▶ [Directions for this task] Transcribe the listing below word for word.

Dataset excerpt
↓

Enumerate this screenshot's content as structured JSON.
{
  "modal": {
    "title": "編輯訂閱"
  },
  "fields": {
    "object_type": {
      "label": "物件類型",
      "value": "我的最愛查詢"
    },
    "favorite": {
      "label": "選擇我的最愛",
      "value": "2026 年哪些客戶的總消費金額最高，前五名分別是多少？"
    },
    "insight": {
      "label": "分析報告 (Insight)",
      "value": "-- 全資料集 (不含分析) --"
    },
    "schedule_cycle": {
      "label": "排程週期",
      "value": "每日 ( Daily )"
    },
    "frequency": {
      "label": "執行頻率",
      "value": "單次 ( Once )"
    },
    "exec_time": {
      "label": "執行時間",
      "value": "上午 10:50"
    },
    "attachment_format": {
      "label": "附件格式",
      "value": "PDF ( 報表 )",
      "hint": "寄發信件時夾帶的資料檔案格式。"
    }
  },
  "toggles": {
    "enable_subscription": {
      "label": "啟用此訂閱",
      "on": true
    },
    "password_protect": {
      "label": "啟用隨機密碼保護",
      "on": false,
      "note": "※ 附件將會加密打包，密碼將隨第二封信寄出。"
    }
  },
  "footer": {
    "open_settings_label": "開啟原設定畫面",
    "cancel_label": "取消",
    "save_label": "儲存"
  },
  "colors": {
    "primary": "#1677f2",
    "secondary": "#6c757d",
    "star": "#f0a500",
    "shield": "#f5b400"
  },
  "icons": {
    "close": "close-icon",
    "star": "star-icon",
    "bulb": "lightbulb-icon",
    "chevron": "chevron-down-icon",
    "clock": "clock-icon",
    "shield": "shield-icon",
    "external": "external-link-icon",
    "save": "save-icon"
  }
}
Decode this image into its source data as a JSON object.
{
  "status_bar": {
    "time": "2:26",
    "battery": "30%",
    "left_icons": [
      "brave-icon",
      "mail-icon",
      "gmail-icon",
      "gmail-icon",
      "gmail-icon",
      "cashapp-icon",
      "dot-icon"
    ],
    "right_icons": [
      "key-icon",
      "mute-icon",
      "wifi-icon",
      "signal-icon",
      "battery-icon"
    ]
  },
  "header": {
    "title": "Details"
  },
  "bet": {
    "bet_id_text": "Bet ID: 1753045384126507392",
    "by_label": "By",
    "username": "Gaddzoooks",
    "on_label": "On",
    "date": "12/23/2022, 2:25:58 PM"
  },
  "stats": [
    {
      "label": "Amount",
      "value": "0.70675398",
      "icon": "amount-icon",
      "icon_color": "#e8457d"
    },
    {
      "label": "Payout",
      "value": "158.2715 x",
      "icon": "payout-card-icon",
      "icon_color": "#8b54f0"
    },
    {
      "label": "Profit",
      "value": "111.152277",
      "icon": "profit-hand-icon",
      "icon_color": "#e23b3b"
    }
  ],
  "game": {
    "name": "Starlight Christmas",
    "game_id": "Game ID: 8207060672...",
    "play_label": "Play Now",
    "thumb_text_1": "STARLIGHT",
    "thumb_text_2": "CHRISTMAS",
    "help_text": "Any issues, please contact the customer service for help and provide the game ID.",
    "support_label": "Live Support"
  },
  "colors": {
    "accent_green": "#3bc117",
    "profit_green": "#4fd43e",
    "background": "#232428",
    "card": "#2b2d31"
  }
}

↑

▶ [Result of the exercise]
Enumerate this screenshot's content as structured JSON.
{
  "modal": {
    "title": "編輯訂閱"
  },
  "fields": {
    "object_type": {
      "label": "物件類型",
      "value": "我的最愛查詢"
    },
    "favorite": {
      "label": "選擇我的最愛",
      "value": "2026 年哪些客戶的總消費金額最高，前五名分別是多少？"
    },
    "insight": {
      "label": "分析報告 (Insight)",
      "value": "-- 全資料集 (不含分析) --"
    },
    "schedule_cycle": {
      "label": "排程週期",
      "value": "每日 ( Daily )"
    },
    "frequency": {
      "label": "執行頻率",
      "value": "單次 ( Once )"
    },
    "exec_time": {
      "label": "執行時間",
      "value": "上午 10:50"
    },
    "attachment_format": {
      "label": "附件格式",
      "value": "PDF ( 報表 )",
      "hint": "寄發信件時夾帶的資料檔案格式。"
    }
  },
  "toggles": {
    "enable_subscription": {
      "label": "啟用此訂閱",
      "on": true
    },
    "password_protect": {
      "label": "啟用隨機密碼保護",
      "on": false,
      "note": "※ 附件將會加密打包，密碼將隨第二封信寄出。"
    }
  },
  "footer": {
    "open_settings_label": "開啟原設定畫面",
    "cancel_label": "取消",
    "save_label": "儲存"
  },
  "colors": {
    "primary": "#1677f2",
    "secondary": "#6c757d",
    "star": "#f0a500",
    "shield": "#f5b400"
  },
  "icons": {
    "close": "close-icon",
    "star": "star-icon",
    "bulb": "lightbulb-icon",
    "chevron": "chevron-down-icon",
    "clock": "clock-icon",
    "shield": "shield-icon",
    "external": "external-link-icon",
    "save": "save-icon"
  }
}
Decode this image into its source data as a JSON object.
{
  "status_bar": {
    "time": "2:26",
    "battery": "30%",
    "left_icons": [
      "brave-icon",
      "mail-icon",
      "gmail-icon",
      "gmail-icon",
      "gmail-icon",
      "cashapp-icon",
      "dot-icon"
    ],
    "right_icons": [
      "key-icon",
      "mute-icon",
      "wifi-icon",
      "signal-icon",
      "battery-icon"
    ]
  },
  "header": {
    "title": "Details"
  },
  "bet": {
    "bet_id_text": "Bet ID: 1753045384126507392",
    "by_label": "By",
    "username": "Gaddzoooks",
    "on_label": "On",
    "date": "12/23/2022, 2:25:58 PM"
  },
  "stats": [
    {
      "label": "Amount",
      "value": "0.70675398",
      "icon": "amount-icon",
      "icon_color": "#e8457d"
    },
    {
      "label": "Payout",
      "value": "158.2715 x",
      "icon": "payout-card-icon",
      "icon_color": "#8b54f0"
    },
    {
      "label": "Profit",
      "value": "111.152277",
      "icon": "profit-hand-icon",
      "icon_color": "#e23b3b"
    }
  ],
  "game": {
    "name": "Starlight Christmas",
    "game_id": "Game ID: 8207060672...",
    "play_label": "Play Now",
    "thumb_text_1": "STARLIGHT",
    "thumb_text_2": "CHRISTMAS",
    "help_text": "Any issues, please contact the customer service for help and provide the game ID.",
    "support_label": "Live Support"
  },
  "colors": {
    "accent_green": "#3bc117",
    "profit_green": "#4fd43e",
    "background": "#232428",
    "card": "#2b2d31"
  }
}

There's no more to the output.